• DIRECTION: Return each line that holds the word "SECTION".

--- START OF DATASET RECORDS ---

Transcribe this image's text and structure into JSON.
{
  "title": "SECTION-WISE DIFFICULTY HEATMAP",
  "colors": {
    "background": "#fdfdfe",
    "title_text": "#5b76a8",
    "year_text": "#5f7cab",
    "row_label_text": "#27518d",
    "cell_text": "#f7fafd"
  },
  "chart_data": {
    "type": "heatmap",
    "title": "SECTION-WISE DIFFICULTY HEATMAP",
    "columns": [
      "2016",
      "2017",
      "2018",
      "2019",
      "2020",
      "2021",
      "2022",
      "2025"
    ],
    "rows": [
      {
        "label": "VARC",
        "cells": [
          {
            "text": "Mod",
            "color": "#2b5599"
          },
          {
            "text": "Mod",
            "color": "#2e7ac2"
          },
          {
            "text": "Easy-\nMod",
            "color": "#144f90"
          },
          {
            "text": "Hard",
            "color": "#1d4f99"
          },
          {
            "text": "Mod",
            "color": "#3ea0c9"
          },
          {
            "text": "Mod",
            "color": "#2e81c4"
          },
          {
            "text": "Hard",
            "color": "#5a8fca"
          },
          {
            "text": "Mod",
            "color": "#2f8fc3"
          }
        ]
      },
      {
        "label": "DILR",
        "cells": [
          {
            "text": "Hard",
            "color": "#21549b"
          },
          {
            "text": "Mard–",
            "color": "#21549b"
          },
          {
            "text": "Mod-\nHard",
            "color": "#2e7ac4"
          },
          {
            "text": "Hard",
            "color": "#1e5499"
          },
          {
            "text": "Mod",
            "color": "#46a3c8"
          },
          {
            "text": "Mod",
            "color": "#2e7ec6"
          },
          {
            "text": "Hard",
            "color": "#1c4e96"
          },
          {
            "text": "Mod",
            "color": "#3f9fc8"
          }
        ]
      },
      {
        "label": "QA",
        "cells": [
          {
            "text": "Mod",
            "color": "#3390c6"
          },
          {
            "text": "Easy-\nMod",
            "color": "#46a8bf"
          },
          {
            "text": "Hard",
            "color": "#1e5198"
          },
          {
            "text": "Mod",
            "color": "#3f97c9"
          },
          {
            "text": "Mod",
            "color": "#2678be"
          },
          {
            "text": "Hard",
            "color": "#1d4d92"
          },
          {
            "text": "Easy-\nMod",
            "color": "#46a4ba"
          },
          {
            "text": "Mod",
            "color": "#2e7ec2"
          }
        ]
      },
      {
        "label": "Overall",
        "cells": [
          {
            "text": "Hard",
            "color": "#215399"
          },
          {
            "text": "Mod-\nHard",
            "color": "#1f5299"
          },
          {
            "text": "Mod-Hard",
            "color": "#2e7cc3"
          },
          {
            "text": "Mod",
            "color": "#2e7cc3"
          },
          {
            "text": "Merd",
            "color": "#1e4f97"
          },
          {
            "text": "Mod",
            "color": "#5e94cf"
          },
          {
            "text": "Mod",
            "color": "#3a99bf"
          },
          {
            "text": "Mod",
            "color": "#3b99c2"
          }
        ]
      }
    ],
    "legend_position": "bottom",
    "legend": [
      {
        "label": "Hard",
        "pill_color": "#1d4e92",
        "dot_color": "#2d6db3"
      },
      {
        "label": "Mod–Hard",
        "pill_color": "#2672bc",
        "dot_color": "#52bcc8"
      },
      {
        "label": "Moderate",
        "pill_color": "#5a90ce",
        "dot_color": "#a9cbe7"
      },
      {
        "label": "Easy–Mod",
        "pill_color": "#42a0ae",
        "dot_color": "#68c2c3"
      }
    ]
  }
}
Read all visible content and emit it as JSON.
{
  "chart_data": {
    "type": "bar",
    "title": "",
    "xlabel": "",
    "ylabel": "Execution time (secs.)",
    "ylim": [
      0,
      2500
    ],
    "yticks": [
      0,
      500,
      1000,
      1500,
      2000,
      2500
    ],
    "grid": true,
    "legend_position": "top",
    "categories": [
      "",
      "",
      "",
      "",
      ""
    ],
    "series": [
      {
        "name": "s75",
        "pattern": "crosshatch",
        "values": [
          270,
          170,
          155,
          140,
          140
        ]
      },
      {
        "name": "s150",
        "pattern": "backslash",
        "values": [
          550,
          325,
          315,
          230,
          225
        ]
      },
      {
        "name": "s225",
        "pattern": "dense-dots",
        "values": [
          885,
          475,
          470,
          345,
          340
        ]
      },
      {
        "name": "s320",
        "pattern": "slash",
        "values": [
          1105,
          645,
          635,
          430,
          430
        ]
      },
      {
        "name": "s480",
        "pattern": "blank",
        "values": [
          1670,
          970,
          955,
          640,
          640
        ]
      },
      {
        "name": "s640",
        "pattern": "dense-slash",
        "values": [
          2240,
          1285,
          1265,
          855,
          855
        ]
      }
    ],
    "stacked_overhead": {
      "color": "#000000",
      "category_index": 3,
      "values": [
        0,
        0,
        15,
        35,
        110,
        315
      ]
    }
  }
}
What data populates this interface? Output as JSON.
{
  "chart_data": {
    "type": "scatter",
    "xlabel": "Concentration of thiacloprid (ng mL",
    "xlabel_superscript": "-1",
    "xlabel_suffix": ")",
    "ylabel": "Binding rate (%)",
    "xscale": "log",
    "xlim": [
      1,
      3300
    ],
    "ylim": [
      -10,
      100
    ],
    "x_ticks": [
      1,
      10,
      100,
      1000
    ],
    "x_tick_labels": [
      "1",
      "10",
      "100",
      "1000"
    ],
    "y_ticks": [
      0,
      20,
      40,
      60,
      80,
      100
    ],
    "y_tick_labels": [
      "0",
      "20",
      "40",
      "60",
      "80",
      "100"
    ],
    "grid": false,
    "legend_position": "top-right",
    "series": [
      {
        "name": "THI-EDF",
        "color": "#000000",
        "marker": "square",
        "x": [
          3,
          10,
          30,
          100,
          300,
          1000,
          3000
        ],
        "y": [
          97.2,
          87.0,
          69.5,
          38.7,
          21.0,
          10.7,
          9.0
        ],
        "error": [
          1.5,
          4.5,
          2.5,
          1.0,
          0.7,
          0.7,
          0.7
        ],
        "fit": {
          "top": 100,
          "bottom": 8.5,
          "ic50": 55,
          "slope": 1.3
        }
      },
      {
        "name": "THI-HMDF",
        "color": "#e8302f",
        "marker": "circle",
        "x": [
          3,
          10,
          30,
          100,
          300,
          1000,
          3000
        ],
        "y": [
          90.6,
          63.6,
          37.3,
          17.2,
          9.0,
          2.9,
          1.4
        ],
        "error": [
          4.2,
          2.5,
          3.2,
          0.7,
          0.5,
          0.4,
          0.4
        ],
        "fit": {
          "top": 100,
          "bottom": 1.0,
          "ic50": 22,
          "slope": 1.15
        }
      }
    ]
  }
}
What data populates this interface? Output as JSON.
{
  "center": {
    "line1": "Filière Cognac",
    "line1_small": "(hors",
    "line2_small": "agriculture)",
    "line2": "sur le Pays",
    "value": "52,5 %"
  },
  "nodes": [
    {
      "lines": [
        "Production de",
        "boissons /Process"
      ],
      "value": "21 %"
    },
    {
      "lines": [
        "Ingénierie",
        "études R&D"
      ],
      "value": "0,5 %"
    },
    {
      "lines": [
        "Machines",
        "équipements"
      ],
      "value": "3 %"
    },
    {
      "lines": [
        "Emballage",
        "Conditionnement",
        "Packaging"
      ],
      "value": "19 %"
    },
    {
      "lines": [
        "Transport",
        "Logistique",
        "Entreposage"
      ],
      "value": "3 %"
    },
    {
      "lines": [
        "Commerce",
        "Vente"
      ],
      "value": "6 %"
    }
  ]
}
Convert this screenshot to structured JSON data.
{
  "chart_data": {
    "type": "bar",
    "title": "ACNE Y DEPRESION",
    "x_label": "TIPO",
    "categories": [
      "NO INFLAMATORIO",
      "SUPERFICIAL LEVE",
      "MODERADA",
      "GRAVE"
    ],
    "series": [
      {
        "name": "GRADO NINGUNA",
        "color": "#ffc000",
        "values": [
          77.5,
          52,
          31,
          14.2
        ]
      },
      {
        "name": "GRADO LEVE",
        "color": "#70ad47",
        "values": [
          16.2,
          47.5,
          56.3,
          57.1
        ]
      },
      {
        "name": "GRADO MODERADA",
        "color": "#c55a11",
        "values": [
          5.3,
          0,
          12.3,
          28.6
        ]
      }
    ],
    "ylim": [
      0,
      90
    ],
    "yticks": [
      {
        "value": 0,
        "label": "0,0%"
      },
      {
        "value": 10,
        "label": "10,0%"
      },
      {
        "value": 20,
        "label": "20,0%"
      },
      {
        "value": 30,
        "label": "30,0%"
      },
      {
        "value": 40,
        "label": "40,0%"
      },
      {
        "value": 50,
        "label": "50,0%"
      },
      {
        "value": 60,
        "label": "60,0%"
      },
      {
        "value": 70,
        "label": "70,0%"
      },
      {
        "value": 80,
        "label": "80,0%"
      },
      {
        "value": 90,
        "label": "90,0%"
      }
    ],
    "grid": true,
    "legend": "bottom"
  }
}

--- END OF DATASET RECORDS ---

• REPLY TO THE TASK:
  "title": "SECTION-WISE DIFFICULTY HEATMAP",
    "title": "SECTION-WISE DIFFICULTY HEATMAP",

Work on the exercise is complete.